» SET EXERCISE: Leaving out the pictures, please retype each record exactly.

****

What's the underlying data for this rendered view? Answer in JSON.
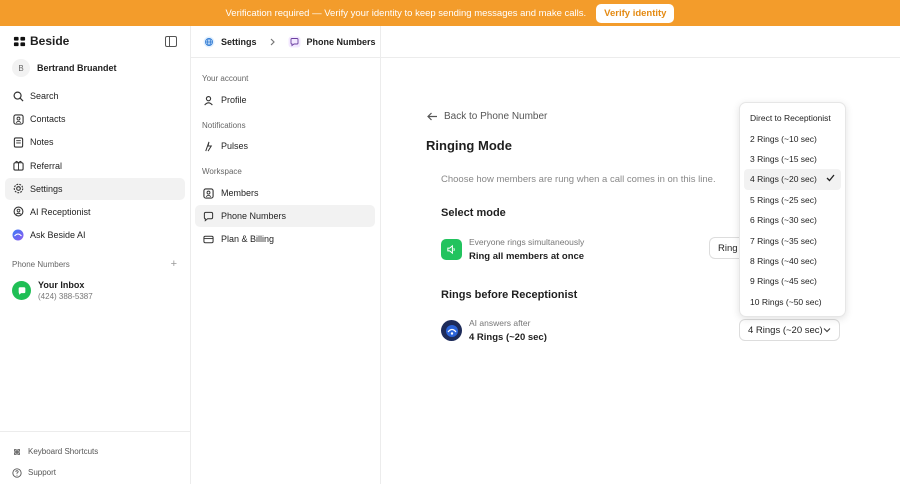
{
  "banner": {
    "message": "Verification required — Verify your identity to keep sending messages and make calls.",
    "button": "Verify identity",
    "color": "#f39c2b"
  },
  "sidebar": {
    "brand": "Beside",
    "user_initial": "B",
    "user_name": "Bertrand Bruandet",
    "items": [
      {
        "label": "Search",
        "icon": "search-icon"
      },
      {
        "label": "Contacts",
        "icon": "contacts-icon"
      },
      {
        "label": "Notes",
        "icon": "notes-icon"
      },
      {
        "label": "Referral",
        "icon": "referral-icon"
      },
      {
        "label": "Settings",
        "icon": "gear-icon"
      },
      {
        "label": "AI Receptionist",
        "icon": "receptionist-icon"
      },
      {
        "label": "Ask Beside AI",
        "icon": "beside-ai-icon"
      }
    ],
    "phone_numbers_heading": "Phone Numbers",
    "add": "+",
    "inbox": {
      "title": "Your Inbox",
      "number": "(424) 388-5387"
    },
    "bottom": [
      {
        "label": "Keyboard Shortcuts",
        "icon": "keyboard-icon"
      },
      {
        "label": "Support",
        "icon": "help-icon"
      }
    ]
  },
  "breadcrumb": {
    "settings": "Settings",
    "phone_numbers": "Phone Numbers"
  },
  "settings_nav": {
    "account_heading": "Your account",
    "profile": "Profile",
    "notifications_heading": "Notifications",
    "pulses": "Pulses",
    "workspace_heading": "Workspace",
    "members": "Members",
    "phone_numbers": "Phone Numbers",
    "plan_billing": "Plan & Billing"
  },
  "main": {
    "back": "Back to Phone Number",
    "title": "Ringing Mode",
    "description": "Choose how members are rung when a call comes in on this line.",
    "select_mode_heading": "Select mode",
    "mode_line1": "Everyone rings simultaneously",
    "mode_line2": "Ring all members at once",
    "mode_button": "Ring a",
    "rings_heading": "Rings before Receptionist",
    "ai_line1": "AI answers after",
    "ai_line2": "4 Rings (~20 sec)",
    "select_value": "4 Rings (~20 sec)"
  },
  "dropdown": {
    "selected_index": 3,
    "options": [
      "Direct to Receptionist",
      "2 Rings (~10 sec)",
      "3 Rings (~15 sec)",
      "4 Rings (~20 sec)",
      "5 Rings (~25 sec)",
      "6 Rings (~30 sec)",
      "7 Rings (~35 sec)",
      "8 Rings (~40 sec)",
      "9 Rings (~45 sec)",
      "10 Rings (~50 sec)"
    ]
  }
}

****

» EXERCISE RESULT:
What's the underlying data for this rendered view? Answer in JSON.
{
  "banner": {
    "message": "Verification required — Verify your identity to keep sending messages and make calls.",
    "button": "Verify identity",
    "color": "#f39c2b"
  },
  "sidebar": {
    "brand": "Beside",
    "user_initial": "B",
    "user_name": "Bertrand Bruandet",
    "items": [
      {
        "label": "Search",
        "icon": "search-icon"
      },
      {
        "label": "Contacts",
        "icon": "contacts-icon"
      },
      {
        "label": "Notes",
        "icon": "notes-icon"
      },
      {
        "label": "Referral",
        "icon": "referral-icon"
      },
      {
        "label": "Settings",
        "icon": "gear-icon"
      },
      {
        "label": "AI Receptionist",
        "icon": "receptionist-icon"
      },
      {
        "label": "Ask Beside AI",
        "icon": "beside-ai-icon"
      }
    ],
    "phone_numbers_heading": "Phone Numbers",
    "add": "+",
    "inbox": {
      "title": "Your Inbox",
      "number": "(424) 388-5387"
    },
    "bottom": [
      {
        "label": "Keyboard Shortcuts",
        "icon": "keyboard-icon"
      },
      {
        "label": "Support",
        "icon": "help-icon"
      }
    ]
  },
  "breadcrumb": {
    "settings": "Settings",
    "phone_numbers": "Phone Numbers"
  },
  "settings_nav": {
    "account_heading": "Your account",
    "profile": "Profile",
    "notifications_heading": "Notifications",
    "pulses": "Pulses",
    "workspace_heading": "Workspace",
    "members": "Members",
    "phone_numbers": "Phone Numbers",
    "plan_billing": "Plan & Billing"
  },
  "main": {
    "back": "Back to Phone Number",
    "title": "Ringing Mode",
    "description": "Choose how members are rung when a call comes in on this line.",
    "select_mode_heading": "Select mode",
    "mode_line1": "Everyone rings simultaneously",
    "mode_line2": "Ring all members at once",
    "mode_button": "Ring a",
    "rings_heading": "Rings before Receptionist",
    "ai_line1": "AI answers after",
    "ai_line2": "4 Rings (~20 sec)",
    "select_value": "4 Rings (~20 sec)"
  },
  "dropdown": {
    "selected_index": 3,
    "options": [
      "Direct to Receptionist",
      "2 Rings (~10 sec)",
      "3 Rings (~15 sec)",
      "4 Rings (~20 sec)",
      "5 Rings (~25 sec)",
      "6 Rings (~30 sec)",
      "7 Rings (~35 sec)",
      "8 Rings (~40 sec)",
      "9 Rings (~45 sec)",
      "10 Rings (~50 sec)"
    ]
  }
}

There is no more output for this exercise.